— THE REQUEST —
Reproduce the data below in full and exclude every picture.

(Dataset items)
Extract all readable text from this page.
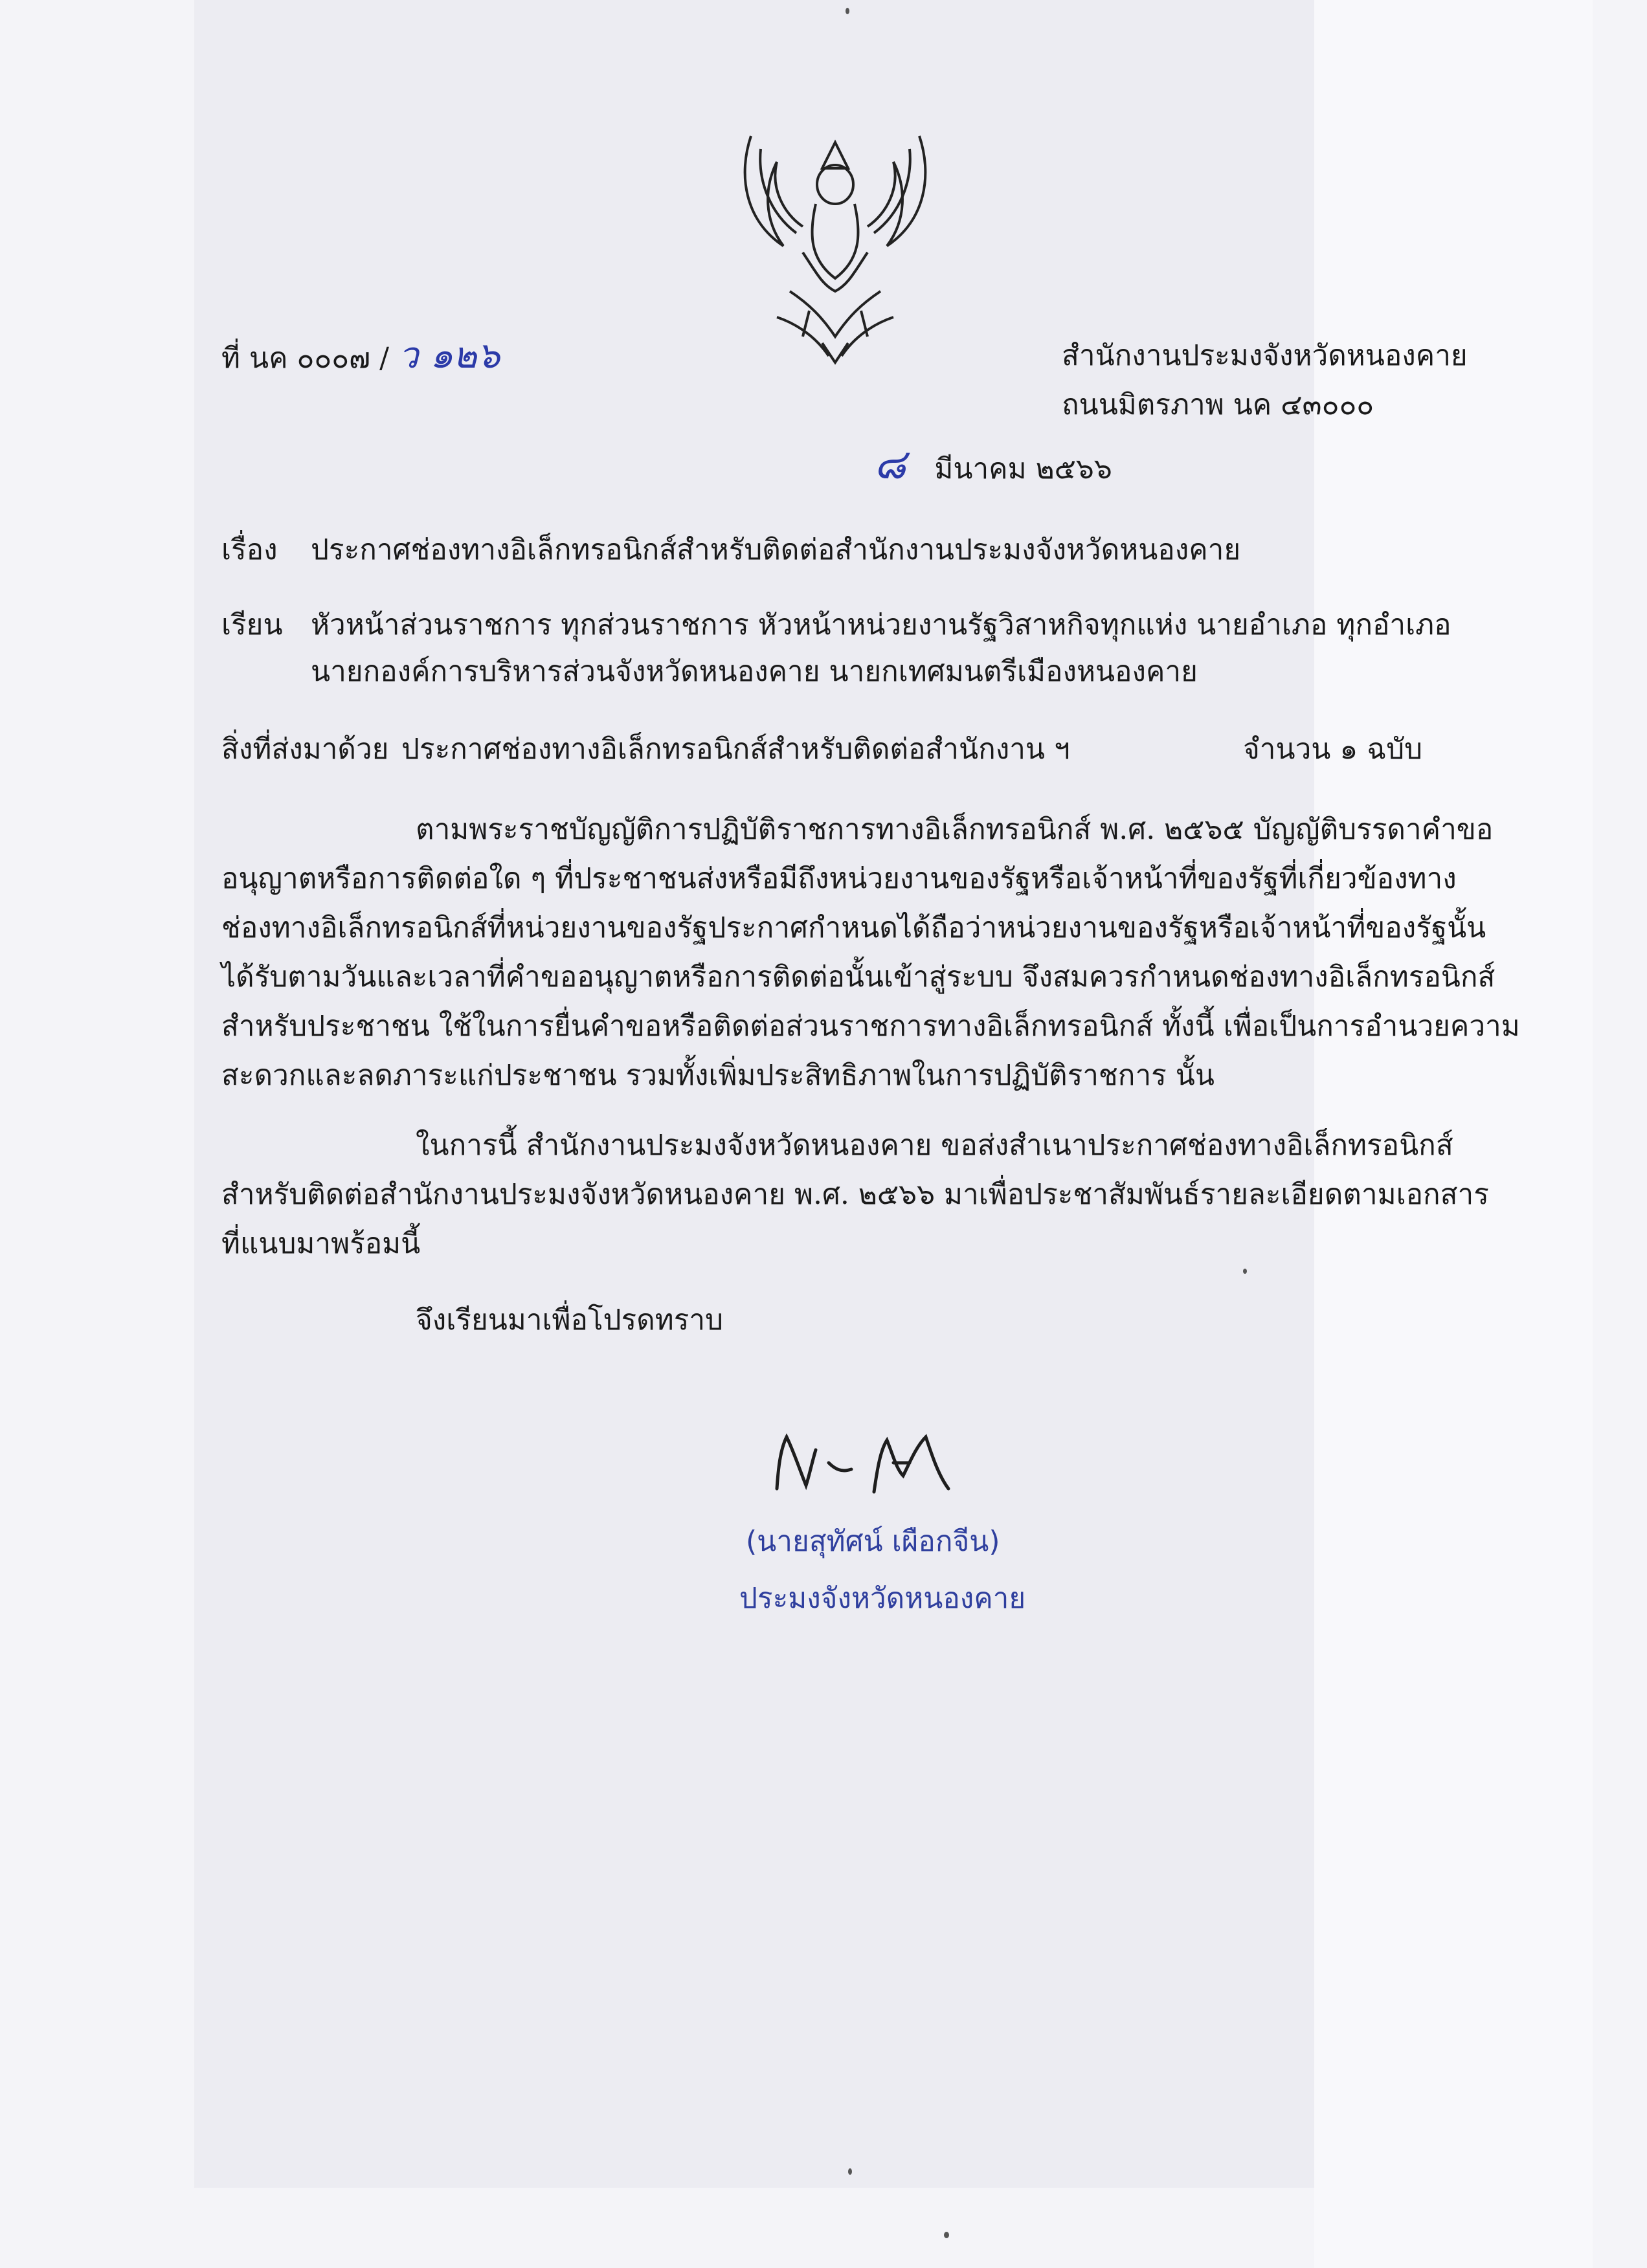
ที่ นค ๐๐๐๗ / ว ๑๒๖	สำนักงานประมงจังหวัดหนองคาย
ถนนมิตรภาพ นค ๔๓๐๐๐
๘ มีนาคม ๒๕๖๖
เรื่อง ประกาศช่องทางอิเล็กทรอนิกส์สำหรับติดต่อสำนักงานประมงจังหวัดหนองคาย
เรียน หัวหน้าส่วนราชการ ทุกส่วนราชการ หัวหน้าหน่วยงานรัฐวิสาหกิจทุกแห่ง นายอำเภอ ทุกอำเภอ
นายกองค์การบริหารส่วนจังหวัดหนองคาย นายกเทศมนตรีเมืองหนองคาย
สิ่งที่ส่งมาด้วย ประกาศช่องทางอิเล็กทรอนิกส์สำหรับติดต่อสำนักงาน ฯ	จำนวน ๑ ฉบับ

ตามพระราชบัญญัติการปฏิบัติราชการทางอิเล็กทรอนิกส์ พ.ศ. ๒๕๖๕ บัญญัติบรรดาคำขอ

อนุญาตหรือการติดต่อใด ๆ ที่ประชาชนส่งหรือมีถึงหน่วยงานของรัฐหรือเจ้าหน้าที่ของรัฐที่เกี่ยวข้องทาง

ช่องทางอิเล็กทรอนิกส์ที่หน่วยงานของรัฐประกาศกำหนดได้ถือว่าหน่วยงานของรัฐหรือเจ้าหน้าที่ของรัฐนั้น

ได้รับตามวันและเวลาที่คำขออนุญาตหรือการติดต่อนั้นเข้าสู่ระบบ จึงสมควรกำหนดช่องทางอิเล็กทรอนิกส์

สำหรับประชาชน ใช้ในการยื่นคำขอหรือติดต่อส่วนราชการทางอิเล็กทรอนิกส์ ทั้งนี้ เพื่อเป็นการอำนวยความ

สะดวกและลดภาระแก่ประชาชน รวมทั้งเพิ่มประสิทธิภาพในการปฏิบัติราชการ นั้น

ในการนี้ สำนักงานประมงจังหวัดหนองคาย ขอส่งสำเนาประกาศช่องทางอิเล็กทรอนิกส์

สำหรับติดต่อสำนักงานประมงจังหวัดหนองคาย พ.ศ. ๒๕๖๖ มาเพื่อประชาสัมพันธ์รายละเอียดตามเอกสาร

ที่แนบมาพร้อมนี้

จึงเรียนมาเพื่อโปรดทราบ
(นายสุทัศน์ เผือกจีน)
ประมงจังหวัดหนองคาย
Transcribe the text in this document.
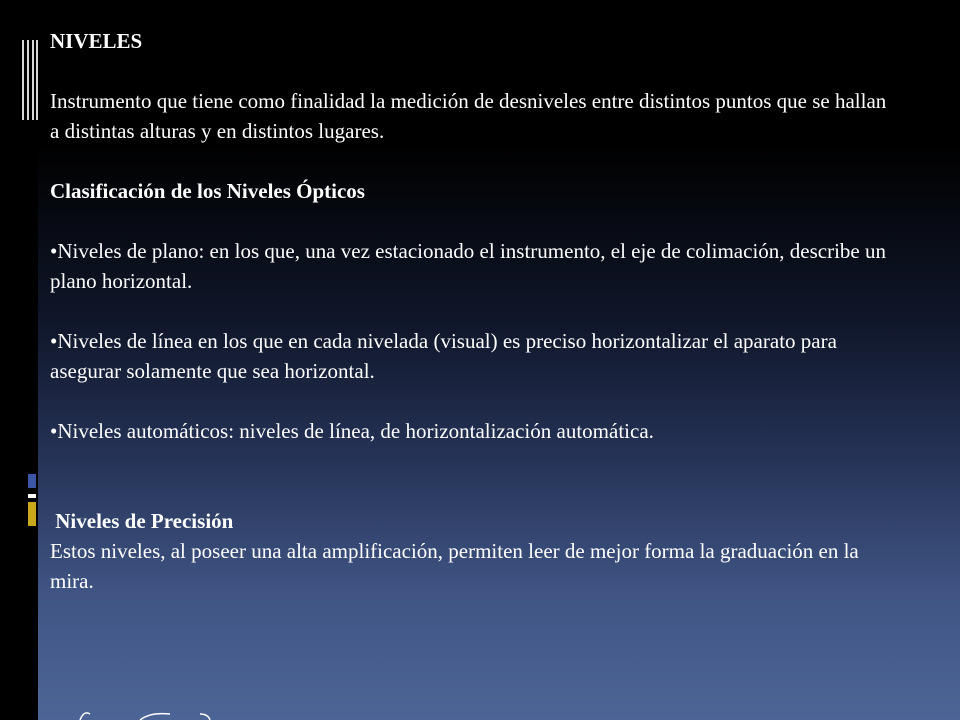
NIVELES

Instrumento que tiene como finalidad la medición de desniveles entre distintos puntos que se hallan a distintas alturas y en distintos lugares.

Clasificación de los Niveles Ópticos

•Niveles de plano: en los que, una vez estacionado el instrumento, el eje de colimación, describe un plano horizontal.

•Niveles de línea en los que en cada nivelada (visual) es preciso horizontalizar el aparato para asegurar solamente que sea horizontal.

•Niveles automáticos: niveles de línea, de horizontalización automática.

Niveles de Precisión

Estos niveles, al poseer una alta amplificación, permiten leer de mejor forma la graduación en la mira.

— FINAL RESULT —
Extract all readable text from this page.
ที่ นค ๐๐๐๗ / ว ๑๒๖	สำนักงานประมงจังหวัดหนองคาย
ถนนมิตรภาพ นค ๔๓๐๐๐
๘ มีนาคม ๒๕๖๖
เรื่อง ประกาศช่องทางอิเล็กทรอนิกส์สำหรับติดต่อสำนักงานประมงจังหวัดหนองคาย
เรียน หัวหน้าส่วนราชการ ทุกส่วนราชการ หัวหน้าหน่วยงานรัฐวิสาหกิจทุกแห่ง นายอำเภอ ทุกอำเภอ
นายกองค์การบริหารส่วนจังหวัดหนองคาย นายกเทศมนตรีเมืองหนองคาย
สิ่งที่ส่งมาด้วย ประกาศช่องทางอิเล็กทรอนิกส์สำหรับติดต่อสำนักงาน ฯ	จำนวน ๑ ฉบับ

ตามพระราชบัญญัติการปฏิบัติราชการทางอิเล็กทรอนิกส์ พ.ศ. ๒๕๖๕ บัญญัติบรรดาคำขอ

อนุญาตหรือการติดต่อใด ๆ ที่ประชาชนส่งหรือมีถึงหน่วยงานของรัฐหรือเจ้าหน้าที่ของรัฐที่เกี่ยวข้องทาง

ช่องทางอิเล็กทรอนิกส์ที่หน่วยงานของรัฐประกาศกำหนดได้ถือว่าหน่วยงานของรัฐหรือเจ้าหน้าที่ของรัฐนั้น

ได้รับตามวันและเวลาที่คำขออนุญาตหรือการติดต่อนั้นเข้าสู่ระบบ จึงสมควรกำหนดช่องทางอิเล็กทรอนิกส์

สำหรับประชาชน ใช้ในการยื่นคำขอหรือติดต่อส่วนราชการทางอิเล็กทรอนิกส์ ทั้งนี้ เพื่อเป็นการอำนวยความ

สะดวกและลดภาระแก่ประชาชน รวมทั้งเพิ่มประสิทธิภาพในการปฏิบัติราชการ นั้น

ในการนี้ สำนักงานประมงจังหวัดหนองคาย ขอส่งสำเนาประกาศช่องทางอิเล็กทรอนิกส์

สำหรับติดต่อสำนักงานประมงจังหวัดหนองคาย พ.ศ. ๒๕๖๖ มาเพื่อประชาสัมพันธ์รายละเอียดตามเอกสาร

ที่แนบมาพร้อมนี้

จึงเรียนมาเพื่อโปรดทราบ
(นายสุทัศน์ เผือกจีน)
ประมงจังหวัดหนองคาย
Transcribe the text in this document.
NIVELES

Instrumento que tiene como finalidad la medición de desniveles entre distintos puntos que se hallan a distintas alturas y en distintos lugares.

Clasificación de los Niveles Ópticos

•Niveles de plano: en los que, una vez estacionado el instrumento, el eje de colimación, describe un plano horizontal.

•Niveles de línea en los que en cada nivelada (visual) es preciso horizontalizar el aparato para asegurar solamente que sea horizontal.

•Niveles automáticos: niveles de línea, de horizontalización automática.

Niveles de Precisión

Estos niveles, al poseer una alta amplificación, permiten leer de mejor forma la graduación en la mira.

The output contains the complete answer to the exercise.